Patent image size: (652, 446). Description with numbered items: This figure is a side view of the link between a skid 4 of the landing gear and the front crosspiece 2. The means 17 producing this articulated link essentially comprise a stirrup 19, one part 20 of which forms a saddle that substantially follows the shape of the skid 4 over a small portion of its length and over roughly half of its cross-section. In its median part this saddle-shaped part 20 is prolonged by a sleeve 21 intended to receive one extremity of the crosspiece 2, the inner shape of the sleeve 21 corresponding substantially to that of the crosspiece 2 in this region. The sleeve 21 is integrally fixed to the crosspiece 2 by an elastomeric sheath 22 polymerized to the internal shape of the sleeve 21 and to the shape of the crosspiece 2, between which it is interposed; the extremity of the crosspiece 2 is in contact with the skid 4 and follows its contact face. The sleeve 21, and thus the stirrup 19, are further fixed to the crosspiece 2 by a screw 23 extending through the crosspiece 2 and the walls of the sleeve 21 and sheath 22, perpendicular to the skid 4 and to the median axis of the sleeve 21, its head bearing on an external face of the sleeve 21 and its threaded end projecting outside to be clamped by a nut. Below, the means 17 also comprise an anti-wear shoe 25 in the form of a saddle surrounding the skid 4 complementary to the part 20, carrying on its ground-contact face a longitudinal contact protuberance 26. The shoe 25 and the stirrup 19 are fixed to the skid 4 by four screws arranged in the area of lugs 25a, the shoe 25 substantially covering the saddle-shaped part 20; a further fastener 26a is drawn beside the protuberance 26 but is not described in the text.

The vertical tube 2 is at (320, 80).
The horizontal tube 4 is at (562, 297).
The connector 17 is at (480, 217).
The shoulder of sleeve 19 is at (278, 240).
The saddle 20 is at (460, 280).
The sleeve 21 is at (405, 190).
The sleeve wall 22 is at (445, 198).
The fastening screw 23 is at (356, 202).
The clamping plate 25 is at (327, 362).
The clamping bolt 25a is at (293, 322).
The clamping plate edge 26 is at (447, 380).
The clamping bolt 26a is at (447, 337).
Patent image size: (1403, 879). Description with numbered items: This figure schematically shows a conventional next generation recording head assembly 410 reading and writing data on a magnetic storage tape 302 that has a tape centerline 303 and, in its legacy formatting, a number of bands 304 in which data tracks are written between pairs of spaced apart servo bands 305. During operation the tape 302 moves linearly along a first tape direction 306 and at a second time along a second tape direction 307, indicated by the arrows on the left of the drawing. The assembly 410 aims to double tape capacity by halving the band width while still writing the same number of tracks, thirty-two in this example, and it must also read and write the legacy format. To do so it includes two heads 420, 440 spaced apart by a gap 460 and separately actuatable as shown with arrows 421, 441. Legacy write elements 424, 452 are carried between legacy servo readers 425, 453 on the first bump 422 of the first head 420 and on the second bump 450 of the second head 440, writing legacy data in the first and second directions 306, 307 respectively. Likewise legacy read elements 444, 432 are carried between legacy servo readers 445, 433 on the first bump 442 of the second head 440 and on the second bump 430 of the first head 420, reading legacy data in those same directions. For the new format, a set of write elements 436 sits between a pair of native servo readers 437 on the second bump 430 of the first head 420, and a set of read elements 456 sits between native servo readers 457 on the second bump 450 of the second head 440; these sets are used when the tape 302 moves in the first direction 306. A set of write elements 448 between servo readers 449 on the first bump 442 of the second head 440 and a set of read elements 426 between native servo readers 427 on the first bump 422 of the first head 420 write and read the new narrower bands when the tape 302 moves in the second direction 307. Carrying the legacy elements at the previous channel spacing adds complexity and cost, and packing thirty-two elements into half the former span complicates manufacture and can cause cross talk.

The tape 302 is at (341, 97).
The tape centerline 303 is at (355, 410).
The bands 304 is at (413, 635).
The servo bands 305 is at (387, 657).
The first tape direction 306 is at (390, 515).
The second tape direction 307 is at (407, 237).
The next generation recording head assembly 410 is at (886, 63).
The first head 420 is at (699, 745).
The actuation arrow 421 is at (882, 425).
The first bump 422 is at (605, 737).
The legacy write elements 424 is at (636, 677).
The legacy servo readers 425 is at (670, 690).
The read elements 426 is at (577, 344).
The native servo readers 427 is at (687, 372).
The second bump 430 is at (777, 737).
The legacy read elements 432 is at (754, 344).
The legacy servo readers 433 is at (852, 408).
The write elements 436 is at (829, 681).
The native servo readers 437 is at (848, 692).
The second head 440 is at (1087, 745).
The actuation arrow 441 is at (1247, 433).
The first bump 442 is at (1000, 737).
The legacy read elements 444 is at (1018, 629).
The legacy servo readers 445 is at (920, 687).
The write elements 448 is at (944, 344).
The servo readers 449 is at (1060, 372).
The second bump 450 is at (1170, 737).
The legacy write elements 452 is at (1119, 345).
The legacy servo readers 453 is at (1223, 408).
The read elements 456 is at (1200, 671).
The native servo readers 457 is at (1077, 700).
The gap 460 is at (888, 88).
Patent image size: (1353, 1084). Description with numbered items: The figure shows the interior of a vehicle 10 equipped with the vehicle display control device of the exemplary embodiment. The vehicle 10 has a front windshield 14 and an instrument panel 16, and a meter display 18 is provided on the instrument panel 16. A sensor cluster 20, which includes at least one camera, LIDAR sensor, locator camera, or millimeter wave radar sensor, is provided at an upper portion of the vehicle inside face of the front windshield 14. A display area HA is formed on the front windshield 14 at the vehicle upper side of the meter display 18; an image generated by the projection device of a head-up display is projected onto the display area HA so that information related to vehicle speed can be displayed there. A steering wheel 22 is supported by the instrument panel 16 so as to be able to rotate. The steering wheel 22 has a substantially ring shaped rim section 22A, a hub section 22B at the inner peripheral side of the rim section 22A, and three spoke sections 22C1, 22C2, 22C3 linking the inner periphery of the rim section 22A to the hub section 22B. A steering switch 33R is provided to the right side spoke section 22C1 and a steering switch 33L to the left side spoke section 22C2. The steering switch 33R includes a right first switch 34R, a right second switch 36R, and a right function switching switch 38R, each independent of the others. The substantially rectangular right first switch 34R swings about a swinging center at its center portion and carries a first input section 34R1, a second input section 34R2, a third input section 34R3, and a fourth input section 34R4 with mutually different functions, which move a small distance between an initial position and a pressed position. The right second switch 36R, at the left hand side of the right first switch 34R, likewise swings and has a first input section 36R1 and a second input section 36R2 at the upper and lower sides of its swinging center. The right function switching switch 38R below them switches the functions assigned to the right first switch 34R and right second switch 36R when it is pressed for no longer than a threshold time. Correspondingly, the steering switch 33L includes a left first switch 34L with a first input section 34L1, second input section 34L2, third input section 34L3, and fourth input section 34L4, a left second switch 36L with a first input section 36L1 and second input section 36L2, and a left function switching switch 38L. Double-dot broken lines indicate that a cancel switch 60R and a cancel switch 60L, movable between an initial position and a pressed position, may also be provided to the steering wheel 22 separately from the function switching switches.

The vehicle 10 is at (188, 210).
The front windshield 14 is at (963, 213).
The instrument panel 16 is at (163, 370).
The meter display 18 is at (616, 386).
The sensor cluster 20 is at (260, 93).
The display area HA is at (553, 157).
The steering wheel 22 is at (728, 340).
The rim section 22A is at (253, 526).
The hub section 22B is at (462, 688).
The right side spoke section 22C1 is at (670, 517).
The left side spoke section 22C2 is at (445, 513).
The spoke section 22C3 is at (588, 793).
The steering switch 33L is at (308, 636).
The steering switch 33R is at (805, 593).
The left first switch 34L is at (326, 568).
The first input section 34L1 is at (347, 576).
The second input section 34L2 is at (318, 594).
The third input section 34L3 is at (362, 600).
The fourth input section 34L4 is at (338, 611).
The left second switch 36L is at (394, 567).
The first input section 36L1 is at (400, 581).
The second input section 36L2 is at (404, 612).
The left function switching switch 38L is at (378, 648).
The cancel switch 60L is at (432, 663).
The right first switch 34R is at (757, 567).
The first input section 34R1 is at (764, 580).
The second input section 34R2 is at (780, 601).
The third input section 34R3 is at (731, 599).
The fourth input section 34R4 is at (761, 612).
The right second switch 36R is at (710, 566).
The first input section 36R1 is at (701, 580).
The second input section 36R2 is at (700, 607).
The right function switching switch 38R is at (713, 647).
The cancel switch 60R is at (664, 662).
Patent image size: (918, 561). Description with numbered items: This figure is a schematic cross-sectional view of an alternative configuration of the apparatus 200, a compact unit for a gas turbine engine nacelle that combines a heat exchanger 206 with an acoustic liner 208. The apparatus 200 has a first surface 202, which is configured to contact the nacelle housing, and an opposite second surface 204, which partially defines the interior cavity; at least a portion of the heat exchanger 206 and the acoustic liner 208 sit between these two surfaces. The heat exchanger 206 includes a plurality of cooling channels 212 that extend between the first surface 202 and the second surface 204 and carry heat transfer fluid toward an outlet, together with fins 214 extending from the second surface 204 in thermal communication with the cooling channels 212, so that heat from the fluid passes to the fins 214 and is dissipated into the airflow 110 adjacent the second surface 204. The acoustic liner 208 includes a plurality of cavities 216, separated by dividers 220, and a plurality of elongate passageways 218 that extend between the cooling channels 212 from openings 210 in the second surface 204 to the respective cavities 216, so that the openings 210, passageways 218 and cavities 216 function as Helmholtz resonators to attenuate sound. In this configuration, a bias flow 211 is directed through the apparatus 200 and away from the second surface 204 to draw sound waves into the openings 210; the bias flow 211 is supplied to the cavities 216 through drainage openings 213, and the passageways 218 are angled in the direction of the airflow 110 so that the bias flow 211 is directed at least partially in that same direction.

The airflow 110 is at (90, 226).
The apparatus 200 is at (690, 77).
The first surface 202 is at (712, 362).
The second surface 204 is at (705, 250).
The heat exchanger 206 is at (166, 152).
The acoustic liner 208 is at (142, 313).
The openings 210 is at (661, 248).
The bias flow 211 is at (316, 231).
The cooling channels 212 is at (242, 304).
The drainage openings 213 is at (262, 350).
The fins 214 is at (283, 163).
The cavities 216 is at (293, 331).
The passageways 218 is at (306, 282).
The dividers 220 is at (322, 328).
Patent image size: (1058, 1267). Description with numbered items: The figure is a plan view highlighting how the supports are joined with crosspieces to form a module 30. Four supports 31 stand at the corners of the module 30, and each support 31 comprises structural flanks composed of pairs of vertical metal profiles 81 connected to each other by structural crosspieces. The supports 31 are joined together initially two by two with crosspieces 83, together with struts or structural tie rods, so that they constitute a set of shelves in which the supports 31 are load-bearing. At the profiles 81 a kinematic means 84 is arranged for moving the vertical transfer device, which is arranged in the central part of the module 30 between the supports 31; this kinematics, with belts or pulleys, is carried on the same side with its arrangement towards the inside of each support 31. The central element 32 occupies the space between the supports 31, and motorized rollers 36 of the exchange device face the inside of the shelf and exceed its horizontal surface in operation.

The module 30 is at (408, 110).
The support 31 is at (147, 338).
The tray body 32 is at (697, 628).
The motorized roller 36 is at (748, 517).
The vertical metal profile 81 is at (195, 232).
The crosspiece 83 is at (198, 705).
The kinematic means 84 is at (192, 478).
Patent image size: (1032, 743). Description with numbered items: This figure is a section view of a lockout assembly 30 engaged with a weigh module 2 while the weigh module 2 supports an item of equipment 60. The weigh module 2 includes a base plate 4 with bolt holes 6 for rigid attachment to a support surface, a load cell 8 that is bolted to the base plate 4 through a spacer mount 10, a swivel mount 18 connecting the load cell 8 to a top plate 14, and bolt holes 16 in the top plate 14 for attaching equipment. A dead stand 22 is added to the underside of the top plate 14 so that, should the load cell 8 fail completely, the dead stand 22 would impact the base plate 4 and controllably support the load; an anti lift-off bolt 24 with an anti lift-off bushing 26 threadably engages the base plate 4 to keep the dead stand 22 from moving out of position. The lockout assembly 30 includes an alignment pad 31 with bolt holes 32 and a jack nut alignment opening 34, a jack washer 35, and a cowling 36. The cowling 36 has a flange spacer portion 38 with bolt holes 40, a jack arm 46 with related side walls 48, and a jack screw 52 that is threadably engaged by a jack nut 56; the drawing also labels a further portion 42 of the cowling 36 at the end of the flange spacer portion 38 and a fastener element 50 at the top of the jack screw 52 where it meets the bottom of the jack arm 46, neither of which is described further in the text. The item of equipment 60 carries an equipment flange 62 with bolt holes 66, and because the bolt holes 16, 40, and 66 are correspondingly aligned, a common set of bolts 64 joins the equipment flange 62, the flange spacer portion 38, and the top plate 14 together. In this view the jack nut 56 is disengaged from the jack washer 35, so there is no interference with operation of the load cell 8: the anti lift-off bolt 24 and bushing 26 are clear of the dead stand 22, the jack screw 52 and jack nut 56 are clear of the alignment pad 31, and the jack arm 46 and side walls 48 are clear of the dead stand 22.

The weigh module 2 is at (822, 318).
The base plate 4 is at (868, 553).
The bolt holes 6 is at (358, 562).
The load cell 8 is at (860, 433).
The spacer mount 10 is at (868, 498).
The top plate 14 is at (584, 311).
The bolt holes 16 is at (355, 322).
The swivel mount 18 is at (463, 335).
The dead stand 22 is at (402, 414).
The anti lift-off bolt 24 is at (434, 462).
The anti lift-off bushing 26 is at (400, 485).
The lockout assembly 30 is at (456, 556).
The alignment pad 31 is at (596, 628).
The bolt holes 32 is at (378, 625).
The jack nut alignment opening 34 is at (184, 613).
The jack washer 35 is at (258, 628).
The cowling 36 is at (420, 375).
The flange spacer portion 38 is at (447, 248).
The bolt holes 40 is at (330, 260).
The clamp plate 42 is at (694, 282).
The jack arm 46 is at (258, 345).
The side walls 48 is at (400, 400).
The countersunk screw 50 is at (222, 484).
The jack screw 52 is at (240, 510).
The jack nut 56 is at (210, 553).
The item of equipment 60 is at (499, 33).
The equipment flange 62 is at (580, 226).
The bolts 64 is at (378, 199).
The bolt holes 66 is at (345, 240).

BRIEF
Rewrite the stretch of the records from the start through the line containing "The clamping plate 25 is at (327, 362)." as a Markdown table with the columns Row and Line, one numbered row per line. Omit blank lines.

COMPLETED TASK
| Row | Line |
|---|---|
| 1 | Patent image size: (652, 446). Description with numbered items: This figure is a side view of the link between a skid 4 of the landing gear and the front crosspiece 2. The means 17 producing this articulated link essentially comprise a stirrup 19, one part 20 of which forms a saddle that substantially follows the shape of the skid 4 over a small portion of its length and over roughly half of its cross-section. In its median part this saddle-shaped part 20 is prolonged by a sleeve 21 intended to receive one extremity of the crosspiece 2, the inner shape of the sleeve 21 corresponding substantially to that of the crosspiece 2 in this region. The sleeve 21 is integrally fixed to the crosspiece 2 by an elastomeric sheath 22 polymerized to the internal shape of the sleeve 21 and to the shape of the crosspiece 2, between which it is interposed; the extremity of the crosspiece 2 is in contact with the skid 4 and follows its contact face. The sleeve 21, and thus the stirrup 19, are further fixed to the crosspiece 2 by a screw 23 extending through the crosspiece 2 and the walls of the sleeve 21 and sheath 22, perpendicular to the skid 4 and to the median axis of the sleeve 21, its head bearing on an external face of the sleeve 21 and its threaded end projecting outside to be clamped by a nut. Below, the means 17 also comprise an anti-wear shoe 25 in the form of a saddle surrounding the skid 4 complementary to the part 20, carrying on its ground-contact face a longitudinal contact protuberance 26. The shoe 25 and the stirrup 19 are fixed to the skid 4 by four screws arranged in the area of lugs 25a, the shoe 25 substantially covering the saddle-shaped part 20; a further fastener 26a is drawn beside the protuberance 26 but is not described in the text. |
| 2 | The vertical tube 2 is at (320, 80). |
| 3 | The horizontal tube 4 is at (562, 297). |
| 4 | The connector 17 is at (480, 217). |
| 5 | The shoulder of sleeve 19 is at (278, 240). |
| 6 | The saddle 20 is at (460, 280). |
| 7 | The sleeve 21 is at (405, 190). |
| 8 | The sleeve wall 22 is at (445, 198). |
| 9 | The fastening screw 23 is at (356, 202). |
| 10 | The clamping plate 25 is at (327, 362). |